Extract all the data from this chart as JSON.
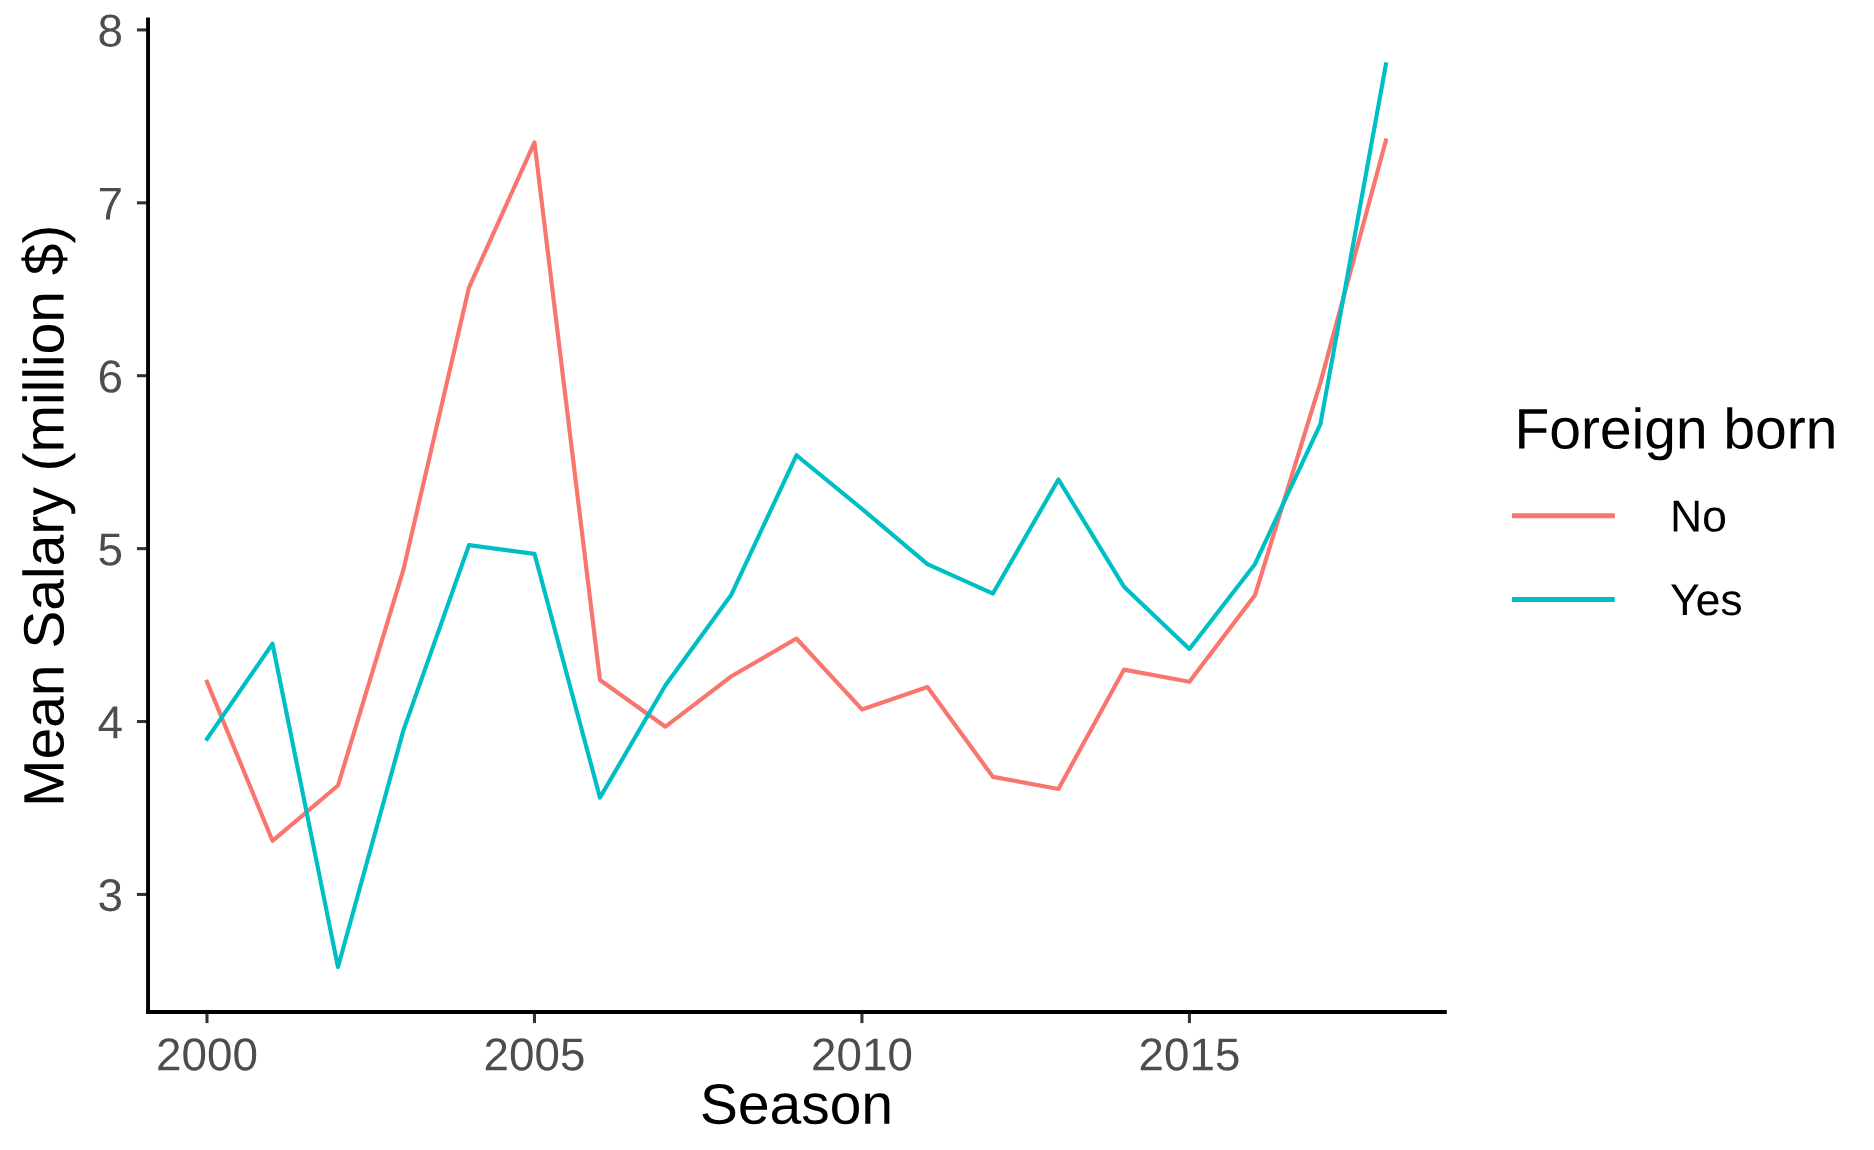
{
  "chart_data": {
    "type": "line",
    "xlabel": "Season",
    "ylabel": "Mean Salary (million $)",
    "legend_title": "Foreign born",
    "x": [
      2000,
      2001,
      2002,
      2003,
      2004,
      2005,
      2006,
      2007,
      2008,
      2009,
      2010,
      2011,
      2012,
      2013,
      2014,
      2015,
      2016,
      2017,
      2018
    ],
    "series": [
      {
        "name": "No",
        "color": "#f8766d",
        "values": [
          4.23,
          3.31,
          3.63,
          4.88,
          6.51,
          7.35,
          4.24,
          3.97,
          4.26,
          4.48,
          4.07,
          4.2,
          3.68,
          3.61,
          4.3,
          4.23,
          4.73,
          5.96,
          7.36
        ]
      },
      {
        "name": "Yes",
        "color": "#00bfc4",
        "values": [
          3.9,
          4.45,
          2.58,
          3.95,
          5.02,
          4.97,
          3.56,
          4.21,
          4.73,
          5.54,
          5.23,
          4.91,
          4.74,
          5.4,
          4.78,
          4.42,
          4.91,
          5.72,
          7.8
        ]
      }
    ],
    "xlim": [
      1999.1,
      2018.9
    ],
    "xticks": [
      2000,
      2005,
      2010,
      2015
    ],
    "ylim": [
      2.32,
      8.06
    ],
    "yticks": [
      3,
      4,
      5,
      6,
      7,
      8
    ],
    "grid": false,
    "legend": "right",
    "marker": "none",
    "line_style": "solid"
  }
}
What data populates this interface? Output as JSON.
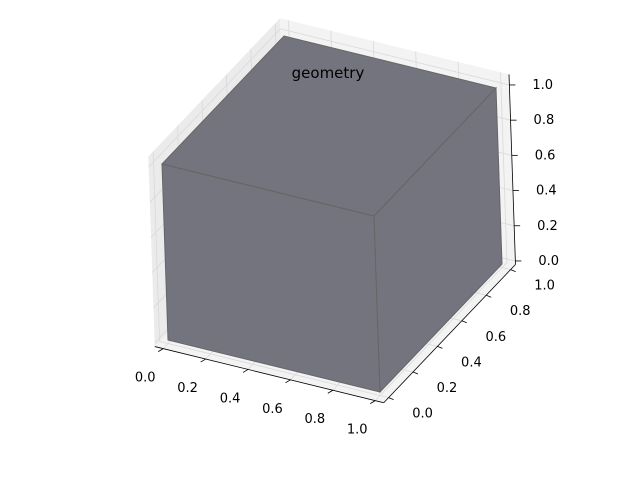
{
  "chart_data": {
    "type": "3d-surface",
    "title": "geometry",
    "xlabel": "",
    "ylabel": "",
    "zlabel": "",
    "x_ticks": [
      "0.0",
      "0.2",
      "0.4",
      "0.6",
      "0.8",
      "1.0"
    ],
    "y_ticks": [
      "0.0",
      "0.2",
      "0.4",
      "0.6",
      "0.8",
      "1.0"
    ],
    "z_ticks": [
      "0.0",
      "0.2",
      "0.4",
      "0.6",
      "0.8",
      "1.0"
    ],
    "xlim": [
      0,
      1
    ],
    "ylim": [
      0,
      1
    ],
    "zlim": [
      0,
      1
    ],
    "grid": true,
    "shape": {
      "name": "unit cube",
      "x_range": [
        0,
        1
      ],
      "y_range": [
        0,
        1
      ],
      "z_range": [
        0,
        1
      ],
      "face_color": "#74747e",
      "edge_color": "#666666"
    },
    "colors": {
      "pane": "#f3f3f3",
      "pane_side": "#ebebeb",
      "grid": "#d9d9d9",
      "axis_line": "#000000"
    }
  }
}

---

Each record should be quoted exactly, with the images omitted.

Correct result >>
Extract all the data from this chart as JSON.
{
  "chart_data": {
    "type": "line",
    "xlabel": "Season",
    "ylabel": "Mean Salary (million $)",
    "legend_title": "Foreign born",
    "x": [
      2000,
      2001,
      2002,
      2003,
      2004,
      2005,
      2006,
      2007,
      2008,
      2009,
      2010,
      2011,
      2012,
      2013,
      2014,
      2015,
      2016,
      2017,
      2018
    ],
    "series": [
      {
        "name": "No",
        "color": "#f8766d",
        "values": [
          4.23,
          3.31,
          3.63,
          4.88,
          6.51,
          7.35,
          4.24,
          3.97,
          4.26,
          4.48,
          4.07,
          4.2,
          3.68,
          3.61,
          4.3,
          4.23,
          4.73,
          5.96,
          7.36
        ]
      },
      {
        "name": "Yes",
        "color": "#00bfc4",
        "values": [
          3.9,
          4.45,
          2.58,
          3.95,
          5.02,
          4.97,
          3.56,
          4.21,
          4.73,
          5.54,
          5.23,
          4.91,
          4.74,
          5.4,
          4.78,
          4.42,
          4.91,
          5.72,
          7.8
        ]
      }
    ],
    "xlim": [
      1999.1,
      2018.9
    ],
    "xticks": [
      2000,
      2005,
      2010,
      2015
    ],
    "ylim": [
      2.32,
      8.06
    ],
    "yticks": [
      3,
      4,
      5,
      6,
      7,
      8
    ],
    "grid": false,
    "legend": "right",
    "marker": "none",
    "line_style": "solid"
  }
}
What data populates this interface? Output as JSON.
{
  "chart_data": {
    "type": "3d-surface",
    "title": "geometry",
    "xlabel": "",
    "ylabel": "",
    "zlabel": "",
    "x_ticks": [
      "0.0",
      "0.2",
      "0.4",
      "0.6",
      "0.8",
      "1.0"
    ],
    "y_ticks": [
      "0.0",
      "0.2",
      "0.4",
      "0.6",
      "0.8",
      "1.0"
    ],
    "z_ticks": [
      "0.0",
      "0.2",
      "0.4",
      "0.6",
      "0.8",
      "1.0"
    ],
    "xlim": [
      0,
      1
    ],
    "ylim": [
      0,
      1
    ],
    "zlim": [
      0,
      1
    ],
    "grid": true,
    "shape": {
      "name": "unit cube",
      "x_range": [
        0,
        1
      ],
      "y_range": [
        0,
        1
      ],
      "z_range": [
        0,
        1
      ],
      "face_color": "#74747e",
      "edge_color": "#666666"
    },
    "colors": {
      "pane": "#f3f3f3",
      "pane_side": "#ebebeb",
      "grid": "#d9d9d9",
      "axis_line": "#000000"
    }
  }
}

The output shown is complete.